• [EXERCISE AIM]: In the records below, find each line with the word "downstream" and copy it.

----- DATA FOR PROCESSING

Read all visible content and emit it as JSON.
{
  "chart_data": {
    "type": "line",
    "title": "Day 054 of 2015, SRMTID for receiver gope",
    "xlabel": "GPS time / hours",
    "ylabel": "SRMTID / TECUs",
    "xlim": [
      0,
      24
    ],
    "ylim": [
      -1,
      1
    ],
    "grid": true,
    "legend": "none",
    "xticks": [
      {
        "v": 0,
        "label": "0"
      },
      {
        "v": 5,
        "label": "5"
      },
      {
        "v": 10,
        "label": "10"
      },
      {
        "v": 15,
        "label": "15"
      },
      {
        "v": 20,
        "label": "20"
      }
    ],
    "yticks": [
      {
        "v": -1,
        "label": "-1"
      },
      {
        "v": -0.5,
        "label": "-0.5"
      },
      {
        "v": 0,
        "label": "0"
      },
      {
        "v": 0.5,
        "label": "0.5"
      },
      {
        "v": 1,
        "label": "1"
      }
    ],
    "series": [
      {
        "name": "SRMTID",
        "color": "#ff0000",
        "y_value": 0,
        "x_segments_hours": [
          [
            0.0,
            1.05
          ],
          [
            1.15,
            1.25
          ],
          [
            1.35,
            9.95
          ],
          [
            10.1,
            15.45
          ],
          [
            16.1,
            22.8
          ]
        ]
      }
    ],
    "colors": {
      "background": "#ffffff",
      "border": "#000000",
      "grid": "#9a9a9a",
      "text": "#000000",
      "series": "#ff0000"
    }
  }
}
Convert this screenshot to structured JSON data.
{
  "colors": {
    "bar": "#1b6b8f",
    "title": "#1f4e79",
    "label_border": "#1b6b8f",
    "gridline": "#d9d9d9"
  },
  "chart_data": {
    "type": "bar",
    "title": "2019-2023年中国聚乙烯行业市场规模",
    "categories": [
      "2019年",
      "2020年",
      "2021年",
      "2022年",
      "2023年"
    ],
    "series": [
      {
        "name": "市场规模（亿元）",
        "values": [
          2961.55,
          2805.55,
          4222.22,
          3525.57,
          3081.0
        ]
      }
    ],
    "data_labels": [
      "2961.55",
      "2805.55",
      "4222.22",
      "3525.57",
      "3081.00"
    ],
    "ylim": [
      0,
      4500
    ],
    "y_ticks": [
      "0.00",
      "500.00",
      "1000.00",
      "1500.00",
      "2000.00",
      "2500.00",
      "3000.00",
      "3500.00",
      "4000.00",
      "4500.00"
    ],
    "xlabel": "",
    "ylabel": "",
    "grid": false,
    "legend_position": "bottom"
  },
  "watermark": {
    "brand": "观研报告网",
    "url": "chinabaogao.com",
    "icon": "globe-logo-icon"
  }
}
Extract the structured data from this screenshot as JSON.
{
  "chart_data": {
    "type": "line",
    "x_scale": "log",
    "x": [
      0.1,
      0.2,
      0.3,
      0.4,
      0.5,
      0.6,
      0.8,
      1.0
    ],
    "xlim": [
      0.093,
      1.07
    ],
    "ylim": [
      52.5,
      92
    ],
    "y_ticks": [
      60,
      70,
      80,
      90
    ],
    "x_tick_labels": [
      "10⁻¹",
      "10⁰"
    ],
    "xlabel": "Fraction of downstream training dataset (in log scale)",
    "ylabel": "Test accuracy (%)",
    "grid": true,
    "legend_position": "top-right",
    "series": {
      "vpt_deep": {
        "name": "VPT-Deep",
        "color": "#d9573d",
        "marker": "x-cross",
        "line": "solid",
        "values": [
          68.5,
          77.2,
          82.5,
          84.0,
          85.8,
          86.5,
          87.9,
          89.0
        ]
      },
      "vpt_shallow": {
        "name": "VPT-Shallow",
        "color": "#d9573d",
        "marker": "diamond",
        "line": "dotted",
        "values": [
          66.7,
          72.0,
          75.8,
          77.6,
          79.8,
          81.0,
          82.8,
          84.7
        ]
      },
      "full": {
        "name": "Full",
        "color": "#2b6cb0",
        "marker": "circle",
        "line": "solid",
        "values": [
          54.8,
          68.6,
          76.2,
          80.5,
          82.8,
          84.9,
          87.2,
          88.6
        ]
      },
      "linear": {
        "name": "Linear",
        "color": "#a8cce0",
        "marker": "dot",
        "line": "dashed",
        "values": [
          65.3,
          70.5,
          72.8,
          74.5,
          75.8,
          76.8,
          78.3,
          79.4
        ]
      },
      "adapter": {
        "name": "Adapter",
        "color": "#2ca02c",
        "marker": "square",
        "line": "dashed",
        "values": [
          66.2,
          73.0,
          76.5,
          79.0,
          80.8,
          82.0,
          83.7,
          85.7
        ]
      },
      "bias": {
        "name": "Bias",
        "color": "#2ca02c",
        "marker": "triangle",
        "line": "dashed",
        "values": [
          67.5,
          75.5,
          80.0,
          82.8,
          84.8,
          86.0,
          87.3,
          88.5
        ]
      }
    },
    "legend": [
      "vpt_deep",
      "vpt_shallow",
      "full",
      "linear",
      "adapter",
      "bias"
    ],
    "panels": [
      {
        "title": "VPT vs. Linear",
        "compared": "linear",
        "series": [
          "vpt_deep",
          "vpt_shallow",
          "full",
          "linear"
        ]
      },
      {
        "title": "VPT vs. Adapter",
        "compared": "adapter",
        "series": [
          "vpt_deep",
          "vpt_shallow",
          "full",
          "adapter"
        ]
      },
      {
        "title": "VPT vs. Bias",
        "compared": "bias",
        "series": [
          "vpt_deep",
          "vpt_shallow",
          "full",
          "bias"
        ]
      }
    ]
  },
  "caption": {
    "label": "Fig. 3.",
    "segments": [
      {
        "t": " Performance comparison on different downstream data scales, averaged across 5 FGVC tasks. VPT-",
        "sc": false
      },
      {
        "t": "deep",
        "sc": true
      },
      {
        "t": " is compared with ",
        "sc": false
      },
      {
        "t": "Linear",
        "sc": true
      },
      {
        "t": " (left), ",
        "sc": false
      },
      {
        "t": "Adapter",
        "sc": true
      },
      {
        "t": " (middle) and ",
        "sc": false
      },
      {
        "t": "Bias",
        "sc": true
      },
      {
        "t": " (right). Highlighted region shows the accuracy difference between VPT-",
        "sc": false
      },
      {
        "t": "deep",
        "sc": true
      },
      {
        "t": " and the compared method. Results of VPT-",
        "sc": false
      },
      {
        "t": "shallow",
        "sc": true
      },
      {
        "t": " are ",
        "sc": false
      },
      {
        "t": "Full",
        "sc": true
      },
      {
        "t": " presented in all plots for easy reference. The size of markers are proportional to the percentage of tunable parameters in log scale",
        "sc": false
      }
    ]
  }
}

----------

• [RESULT FOR THIS TASK]:
    "xlabel": "Fraction of downstream training dataset (in log scale)",
        "t": " Performance comparison on different downstream data scales, averaged across 5 FGVC tasks. VPT-",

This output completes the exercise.